Records for the exercise:
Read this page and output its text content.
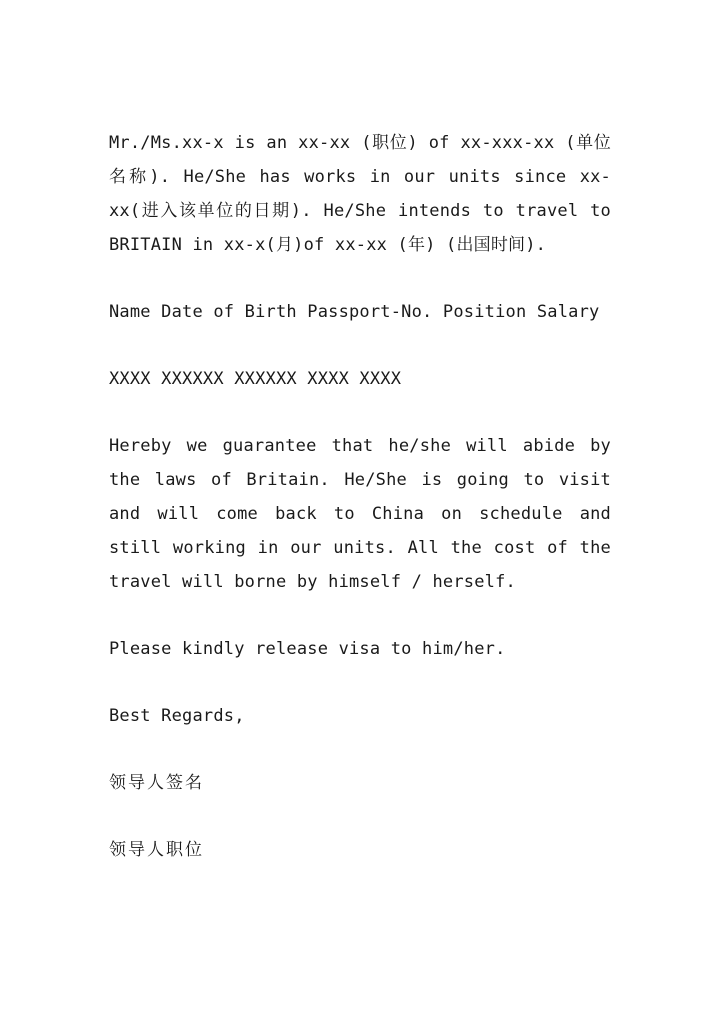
Mr./Ms.xx-x is an xx-xx (职位) of xx-xxx-xx (单位名称). He/She has works in our units since xx-xx(进入该单位的日期). He/She intends to travel to BRITAIN in xx-x(月)of xx-xx (年) (出国时间).

Name Date of Birth Passport-No. Position Salary

XXXX XXXXXX XXXXXX XXXX XXXX

Hereby we guarantee that he/she will abide by the laws of Britain. He/She is going to visit and will come back to China on schedule and still working in our units. All the cost of the travel will borne by himself / herself.

Please kindly release visa to him/her.

Best Regards,

领导人签名

领导人职位
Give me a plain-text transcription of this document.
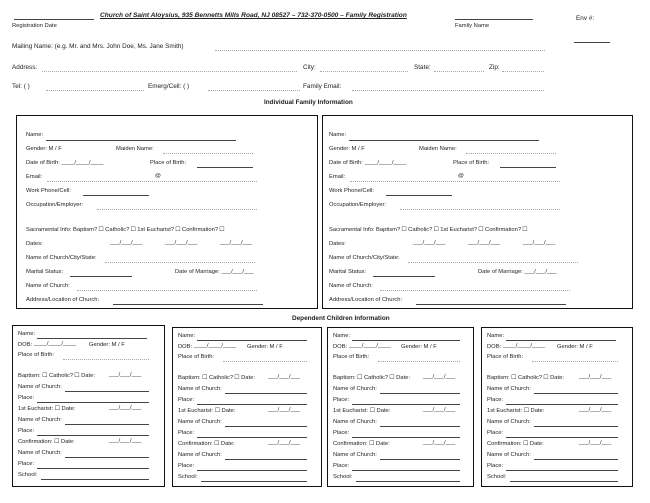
Church of Saint Aloysius, 935 Bennetts Mills Road, NJ 08527 – 732-370-0500 – Family Registration
Registration Date	Family Name
Env #:
Mailing Name: (e.g. Mr. and Mrs. John Doe, Ms. Jane Smith)
Address:	City:	State:	Zip:
Tel: ( )	Emerg/Cell: ( )	Family Email:
Individual Family Information
Name:
Gender: M / F	Maiden Name:
Date of Birth: ____/____/____	Place of Birth:
Email:	@
Work Phone/Cell:
Occupation/Employer:
Sacramental Info: Baptism? ☐ Catholic? ☐ 1st Eucharist? ☐ Confirmation? ☐
Dates:	___/___/___	___/___/___	___/___/___
Name of Church/City/State:
Marital Status:	Date of Marriage: ___/___/___
Name of Church:
Address/Location of Church:
Name:
Gender: M / F	Maiden Name:
Date of Birth: ____/____/____	Place of Birth:
Email:	@
Work Phone/Cell:
Occupation/Employer:
Sacramental Info: Baptism? ☐ Catholic? ☐ 1st Eucharist? ☐ Confirmation? ☐
Dates:	___/___/___	___/___/___	___/___/___
Name of Church/City/State:
Marital Status:	Date of Marriage: ___/___/___
Name of Church:
Address/Location of Church:
Dependent Children Information
Name:
DOB: ____/____/____ Gender: M / F
Place of Birth:
Baptism: ☐ Catholic? ☐ Date: ___/___/___
Name of Church:
Place:
1st Eucharist: ☐ Date:	___/___/___
Name of Church:
Place:
Confirmation: ☐ Date:	___/___/___
Name of Church:
Place:
School:
Name:
DOB: ____/____/____ Gender: M / F
Place of Birth:
Baptism: ☐ Catholic? ☐ Date: ___/___/___
Name of Church:
Place:
1st Eucharist: ☐ Date:	___/___/___
Name of Church:
Place:
Confirmation: ☐ Date:	___/___/___
Name of Church:
Place:
School:
Name:
DOB: ____/____/____ Gender: M / F
Place of Birth:
Baptism: ☐ Catholic? ☐ Date: ___/___/___
Name of Church:
Place:
1st Eucharist: ☐ Date:	___/___/___
Name of Church:
Place:
Confirmation: ☐ Date:	___/___/___
Name of Church:
Place:
School:
Name:
DOB: ____/____/____ Gender: M / F
Place of Birth:
Baptism: ☐ Catholic? ☐ Date:	___/___/___
Name of Church:
Place:
1st Eucharist: ☐ Date:	___/___/___
Name of Church:
Place:
Confirmation: ☐ Date:	___/___/___
Name of Church:
Place:
School:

Aim of the task:
Check each line of the records above for the word "units", then give the number of lines that have it, with no other words.

The result:
2